## DATASET EXTRACT
=======

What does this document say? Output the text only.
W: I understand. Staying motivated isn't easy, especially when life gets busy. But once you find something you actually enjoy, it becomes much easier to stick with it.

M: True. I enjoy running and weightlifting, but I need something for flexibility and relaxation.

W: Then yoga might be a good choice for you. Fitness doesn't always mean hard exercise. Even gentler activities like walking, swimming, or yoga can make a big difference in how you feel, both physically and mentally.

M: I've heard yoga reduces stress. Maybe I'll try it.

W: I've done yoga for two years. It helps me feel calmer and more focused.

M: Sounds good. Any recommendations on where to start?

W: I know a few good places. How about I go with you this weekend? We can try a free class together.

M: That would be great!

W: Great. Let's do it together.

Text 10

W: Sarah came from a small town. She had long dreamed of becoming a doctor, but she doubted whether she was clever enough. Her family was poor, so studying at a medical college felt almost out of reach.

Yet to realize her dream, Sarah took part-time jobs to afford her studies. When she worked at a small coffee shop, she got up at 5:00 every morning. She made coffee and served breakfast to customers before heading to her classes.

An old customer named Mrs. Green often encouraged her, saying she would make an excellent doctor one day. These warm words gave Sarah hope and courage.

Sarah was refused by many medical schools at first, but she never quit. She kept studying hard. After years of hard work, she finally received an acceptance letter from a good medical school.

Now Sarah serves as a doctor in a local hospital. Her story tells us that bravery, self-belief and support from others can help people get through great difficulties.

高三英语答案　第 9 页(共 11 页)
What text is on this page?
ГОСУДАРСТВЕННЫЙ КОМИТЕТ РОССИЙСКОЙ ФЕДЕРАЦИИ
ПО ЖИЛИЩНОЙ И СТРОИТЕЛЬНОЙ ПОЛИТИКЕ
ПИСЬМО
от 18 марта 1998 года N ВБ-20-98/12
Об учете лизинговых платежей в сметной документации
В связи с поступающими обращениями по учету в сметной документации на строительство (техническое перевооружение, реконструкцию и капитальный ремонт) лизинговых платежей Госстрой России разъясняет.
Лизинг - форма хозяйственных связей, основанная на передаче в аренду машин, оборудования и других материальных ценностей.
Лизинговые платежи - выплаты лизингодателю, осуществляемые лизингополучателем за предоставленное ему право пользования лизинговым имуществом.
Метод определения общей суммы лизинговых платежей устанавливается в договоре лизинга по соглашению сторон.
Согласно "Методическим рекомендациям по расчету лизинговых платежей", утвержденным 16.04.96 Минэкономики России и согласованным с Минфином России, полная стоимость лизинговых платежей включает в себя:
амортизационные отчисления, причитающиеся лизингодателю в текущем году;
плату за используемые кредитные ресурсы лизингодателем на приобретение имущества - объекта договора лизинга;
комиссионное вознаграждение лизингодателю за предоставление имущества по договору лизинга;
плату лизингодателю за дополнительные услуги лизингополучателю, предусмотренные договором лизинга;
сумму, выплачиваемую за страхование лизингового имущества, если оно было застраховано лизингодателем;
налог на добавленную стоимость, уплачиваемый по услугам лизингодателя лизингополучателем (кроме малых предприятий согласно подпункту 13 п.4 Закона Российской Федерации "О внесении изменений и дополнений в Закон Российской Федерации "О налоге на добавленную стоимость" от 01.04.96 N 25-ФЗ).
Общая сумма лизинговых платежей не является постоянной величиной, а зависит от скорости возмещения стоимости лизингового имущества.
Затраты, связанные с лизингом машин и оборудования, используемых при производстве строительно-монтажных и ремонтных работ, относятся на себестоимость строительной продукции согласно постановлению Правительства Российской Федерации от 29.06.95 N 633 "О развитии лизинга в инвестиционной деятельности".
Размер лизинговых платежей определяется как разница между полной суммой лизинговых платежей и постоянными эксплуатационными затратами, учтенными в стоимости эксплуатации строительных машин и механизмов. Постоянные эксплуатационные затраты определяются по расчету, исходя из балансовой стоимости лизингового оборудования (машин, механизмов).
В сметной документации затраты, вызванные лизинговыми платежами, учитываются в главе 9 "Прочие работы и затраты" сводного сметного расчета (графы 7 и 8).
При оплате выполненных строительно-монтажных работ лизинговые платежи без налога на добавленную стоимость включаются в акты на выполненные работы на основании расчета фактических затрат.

=======

The records above are to be repeated exactly, in their entirety.

## COMPLETED EXERCISE
What does this document say? Output the text only.
W: I understand. Staying motivated isn't easy, especially when life gets busy. But once you find something you actually enjoy, it becomes much easier to stick with it.

M: True. I enjoy running and weightlifting, but I need something for flexibility and relaxation.

W: Then yoga might be a good choice for you. Fitness doesn't always mean hard exercise. Even gentler activities like walking, swimming, or yoga can make a big difference in how you feel, both physically and mentally.

M: I've heard yoga reduces stress. Maybe I'll try it.

W: I've done yoga for two years. It helps me feel calmer and more focused.

M: Sounds good. Any recommendations on where to start?

W: I know a few good places. How about I go with you this weekend? We can try a free class together.

M: That would be great!

W: Great. Let's do it together.

Text 10

W: Sarah came from a small town. She had long dreamed of becoming a doctor, but she doubted whether she was clever enough. Her family was poor, so studying at a medical college felt almost out of reach.

Yet to realize her dream, Sarah took part-time jobs to afford her studies. When she worked at a small coffee shop, she got up at 5:00 every morning. She made coffee and served breakfast to customers before heading to her classes.

An old customer named Mrs. Green often encouraged her, saying she would make an excellent doctor one day. These warm words gave Sarah hope and courage.

Sarah was refused by many medical schools at first, but she never quit. She kept studying hard. After years of hard work, she finally received an acceptance letter from a good medical school.

Now Sarah serves as a doctor in a local hospital. Her story tells us that bravery, self-belief and support from others can help people get through great difficulties.

高三英语答案　第 9 页(共 11 页)
What text is on this page?
ГОСУДАРСТВЕННЫЙ КОМИТЕТ РОССИЙСКОЙ ФЕДЕРАЦИИ
ПО ЖИЛИЩНОЙ И СТРОИТЕЛЬНОЙ ПОЛИТИКЕ
ПИСЬМО
от 18 марта 1998 года N ВБ-20-98/12
Об учете лизинговых платежей в сметной документации
В связи с поступающими обращениями по учету в сметной документации на строительство (техническое перевооружение, реконструкцию и капитальный ремонт) лизинговых платежей Госстрой России разъясняет.
Лизинг - форма хозяйственных связей, основанная на передаче в аренду машин, оборудования и других материальных ценностей.
Лизинговые платежи - выплаты лизингодателю, осуществляемые лизингополучателем за предоставленное ему право пользования лизинговым имуществом.
Метод определения общей суммы лизинговых платежей устанавливается в договоре лизинга по соглашению сторон.
Согласно "Методическим рекомендациям по расчету лизинговых платежей", утвержденным 16.04.96 Минэкономики России и согласованным с Минфином России, полная стоимость лизинговых платежей включает в себя:
амортизационные отчисления, причитающиеся лизингодателю в текущем году;
плату за используемые кредитные ресурсы лизингодателем на приобретение имущества - объекта договора лизинга;
комиссионное вознаграждение лизингодателю за предоставление имущества по договору лизинга;
плату лизингодателю за дополнительные услуги лизингополучателю, предусмотренные договором лизинга;
сумму, выплачиваемую за страхование лизингового имущества, если оно было застраховано лизингодателем;
налог на добавленную стоимость, уплачиваемый по услугам лизингодателя лизингополучателем (кроме малых предприятий согласно подпункту 13 п.4 Закона Российской Федерации "О внесении изменений и дополнений в Закон Российской Федерации "О налоге на добавленную стоимость" от 01.04.96 N 25-ФЗ).
Общая сумма лизинговых платежей не является постоянной величиной, а зависит от скорости возмещения стоимости лизингового имущества.
Затраты, связанные с лизингом машин и оборудования, используемых при производстве строительно-монтажных и ремонтных работ, относятся на себестоимость строительной продукции согласно постановлению Правительства Российской Федерации от 29.06.95 N 633 "О развитии лизинга в инвестиционной деятельности".
Размер лизинговых платежей определяется как разница между полной суммой лизинговых платежей и постоянными эксплуатационными затратами, учтенными в стоимости эксплуатации строительных машин и механизмов. Постоянные эксплуатационные затраты определяются по расчету, исходя из балансовой стоимости лизингового оборудования (машин, механизмов).
В сметной документации затраты, вызванные лизинговыми платежами, учитываются в главе 9 "Прочие работы и затраты" сводного сметного расчета (графы 7 и 8).
При оплате выполненных строительно-монтажных работ лизинговые платежи без налога на добавленную стоимость включаются в акты на выполненные работы на основании расчета фактических затрат.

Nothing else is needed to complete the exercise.